- Description of the task:
Repeat every line of the data exactly, but not the pictures.
— Start —
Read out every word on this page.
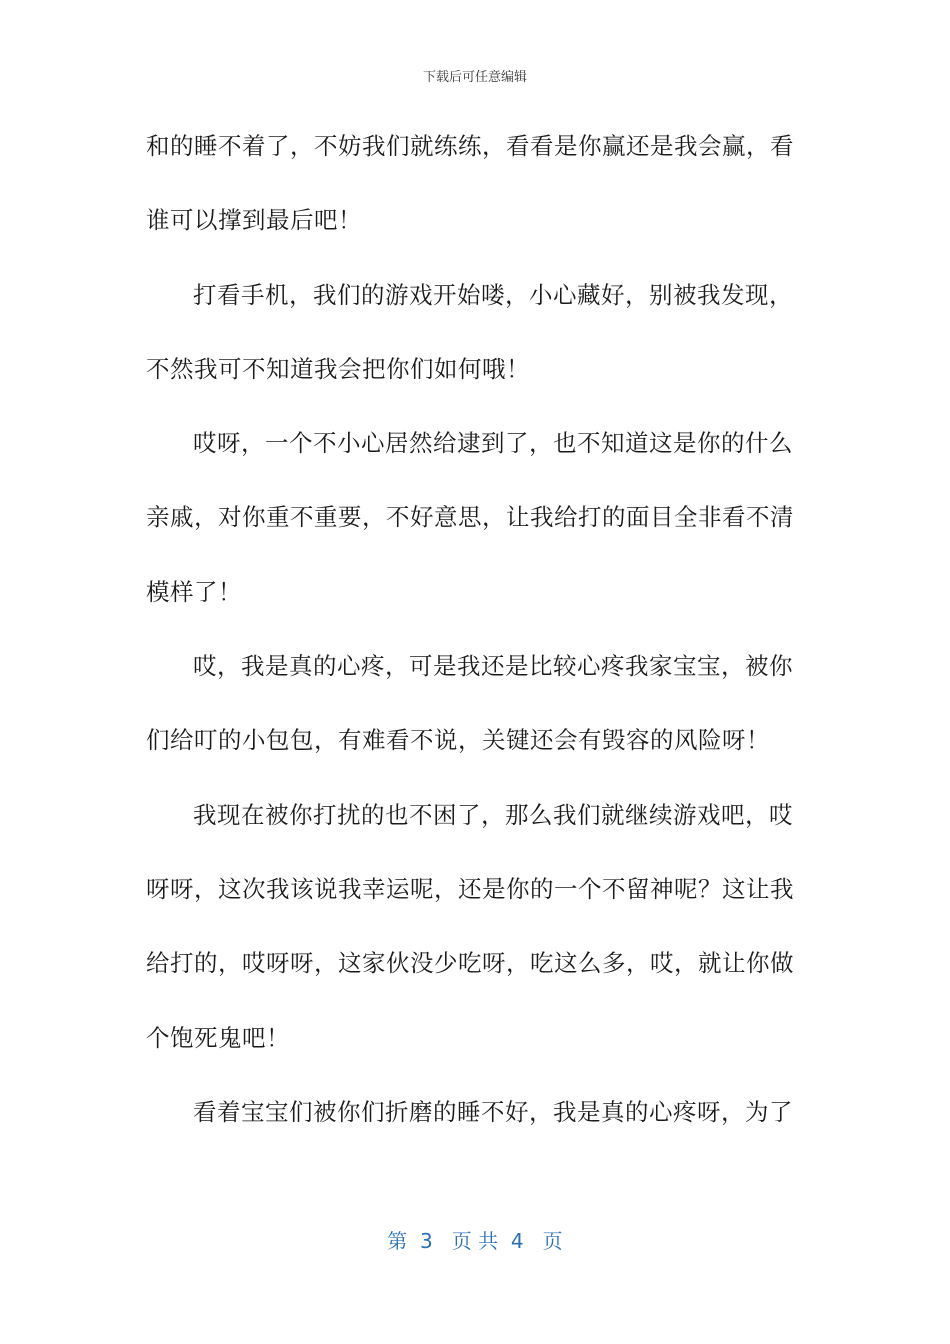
下载后可任意编辑
和的睡不着了，不妨我们就练练，看看是你赢还是我会赢，看
谁可以撑到最后吧！
打看手机，我们的游戏开始喽，小心藏好，别被我发现，
不然我可不知道我会把你们如何哦！
哎呀，一个不小心居然给逮到了，也不知道这是你的什么
亲戚，对你重不重要，不好意思，让我给打的面目全非看不清
模样了！
哎，我是真的心疼，可是我还是比较心疼我家宝宝，被你
们给叮的小包包，有难看不说，关键还会有毁容的风险呀！
我现在被你打扰的也不困了，那么我们就继续游戏吧，哎
呀呀，这次我该说我幸运呢，还是你的一个不留神呢？这让我
给打的，哎呀呀，这家伙没少吃呀，吃这么多，哎，就让你做
个饱死鬼吧！
看着宝宝们被你们折磨的睡不好，我是真的心疼呀，为了
第  3   页 共  4   页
— End —
- Correct answer:
Read out every word on this page.
下载后可任意编辑
和的睡不着了，不妨我们就练练，看看是你赢还是我会赢，看
谁可以撑到最后吧！
打看手机，我们的游戏开始喽，小心藏好，别被我发现，
不然我可不知道我会把你们如何哦！
哎呀，一个不小心居然给逮到了，也不知道这是你的什么
亲戚，对你重不重要，不好意思，让我给打的面目全非看不清
模样了！
哎，我是真的心疼，可是我还是比较心疼我家宝宝，被你
们给叮的小包包，有难看不说，关键还会有毁容的风险呀！
我现在被你打扰的也不困了，那么我们就继续游戏吧，哎
呀呀，这次我该说我幸运呢，还是你的一个不留神呢？这让我
给打的，哎呀呀，这家伙没少吃呀，吃这么多，哎，就让你做
个饱死鬼吧！
看着宝宝们被你们折磨的睡不好，我是真的心疼呀，为了
第  3   页 共  4   页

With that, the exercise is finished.